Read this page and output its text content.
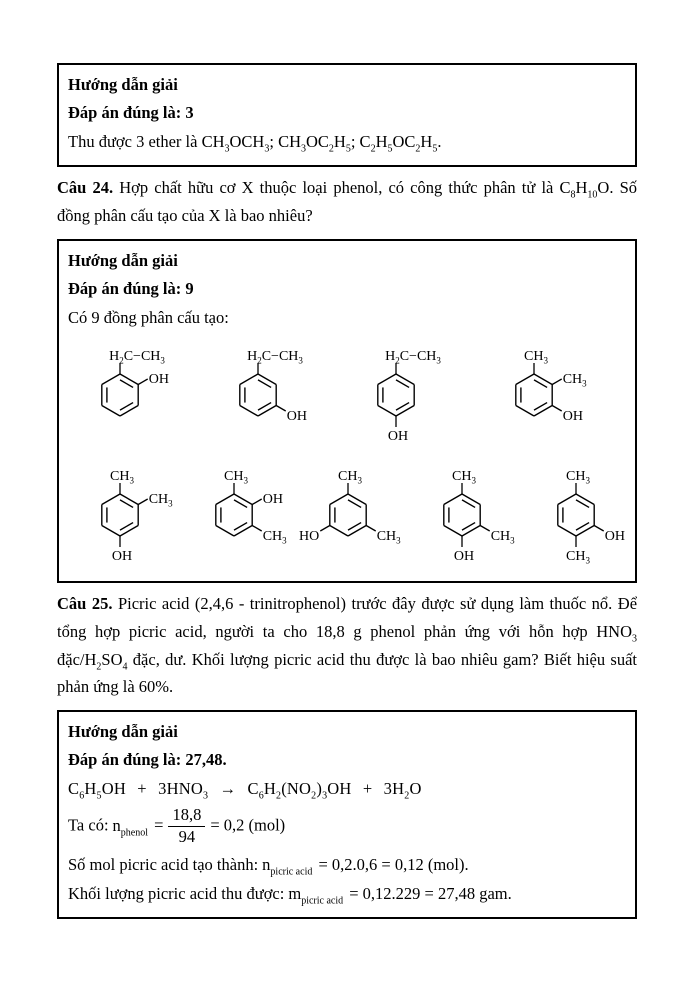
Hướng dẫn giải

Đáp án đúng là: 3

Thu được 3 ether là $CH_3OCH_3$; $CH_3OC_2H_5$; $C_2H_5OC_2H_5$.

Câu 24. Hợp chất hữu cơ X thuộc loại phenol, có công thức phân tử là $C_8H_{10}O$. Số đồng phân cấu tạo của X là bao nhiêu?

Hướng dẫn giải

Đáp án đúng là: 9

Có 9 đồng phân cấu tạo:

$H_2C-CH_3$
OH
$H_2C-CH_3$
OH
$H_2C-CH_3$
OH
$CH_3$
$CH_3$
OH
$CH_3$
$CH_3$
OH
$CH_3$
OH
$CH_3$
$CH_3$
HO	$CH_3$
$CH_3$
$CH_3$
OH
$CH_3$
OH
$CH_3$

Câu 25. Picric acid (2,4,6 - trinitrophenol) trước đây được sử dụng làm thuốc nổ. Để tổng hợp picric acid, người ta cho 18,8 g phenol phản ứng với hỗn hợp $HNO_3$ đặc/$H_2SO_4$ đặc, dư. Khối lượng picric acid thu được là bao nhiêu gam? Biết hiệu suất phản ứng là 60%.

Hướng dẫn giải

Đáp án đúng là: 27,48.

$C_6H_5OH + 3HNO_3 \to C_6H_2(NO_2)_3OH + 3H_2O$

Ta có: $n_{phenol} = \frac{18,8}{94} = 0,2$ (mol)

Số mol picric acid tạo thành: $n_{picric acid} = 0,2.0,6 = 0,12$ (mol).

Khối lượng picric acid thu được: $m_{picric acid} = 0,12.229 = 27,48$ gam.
::::
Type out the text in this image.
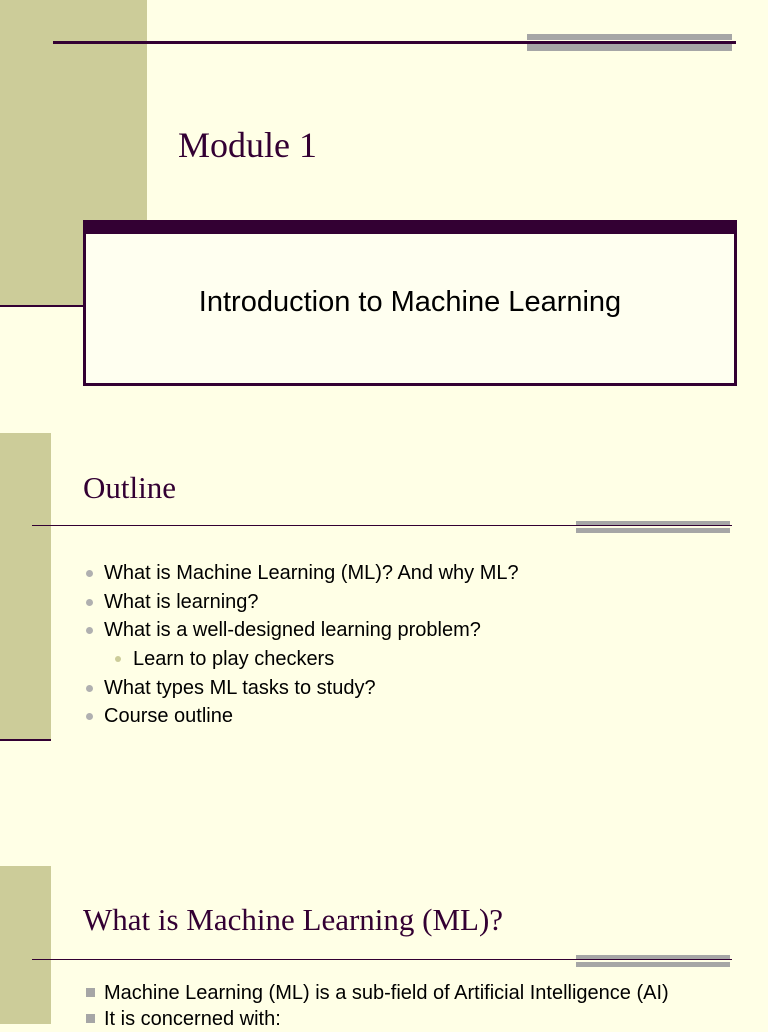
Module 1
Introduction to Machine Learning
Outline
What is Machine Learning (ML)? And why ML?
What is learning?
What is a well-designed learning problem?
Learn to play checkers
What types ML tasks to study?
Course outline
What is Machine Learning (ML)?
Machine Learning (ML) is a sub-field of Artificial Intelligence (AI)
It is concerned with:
::::
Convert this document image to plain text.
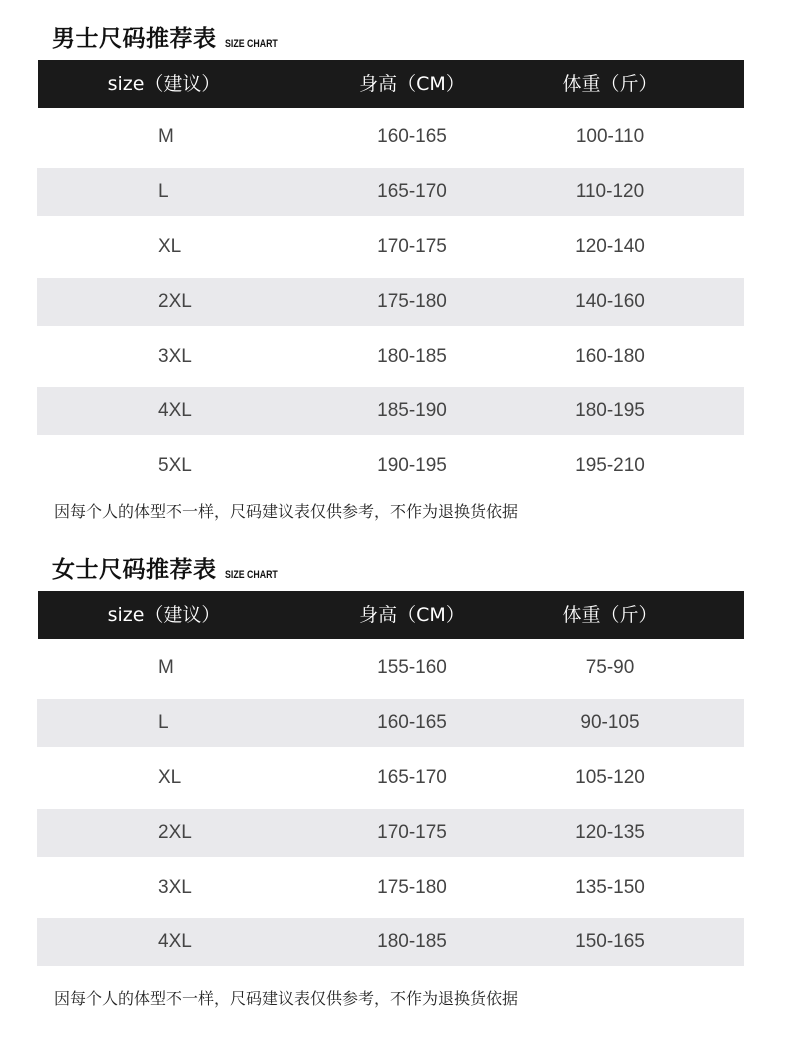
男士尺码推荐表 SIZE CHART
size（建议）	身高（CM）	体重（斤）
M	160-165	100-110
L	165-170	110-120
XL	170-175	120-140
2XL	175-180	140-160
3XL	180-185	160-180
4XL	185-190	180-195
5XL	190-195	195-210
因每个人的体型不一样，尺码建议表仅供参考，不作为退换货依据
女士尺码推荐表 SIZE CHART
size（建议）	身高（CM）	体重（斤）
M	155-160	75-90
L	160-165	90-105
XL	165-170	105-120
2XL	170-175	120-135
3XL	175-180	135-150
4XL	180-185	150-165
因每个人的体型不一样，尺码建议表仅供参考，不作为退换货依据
::::
→ **Exercise aim**: Copy each line of the listing in which the word "CHART" can be found.

→ **Reply**:
男士尺码推荐表 SIZE CHART
女士尺码推荐表 SIZE CHART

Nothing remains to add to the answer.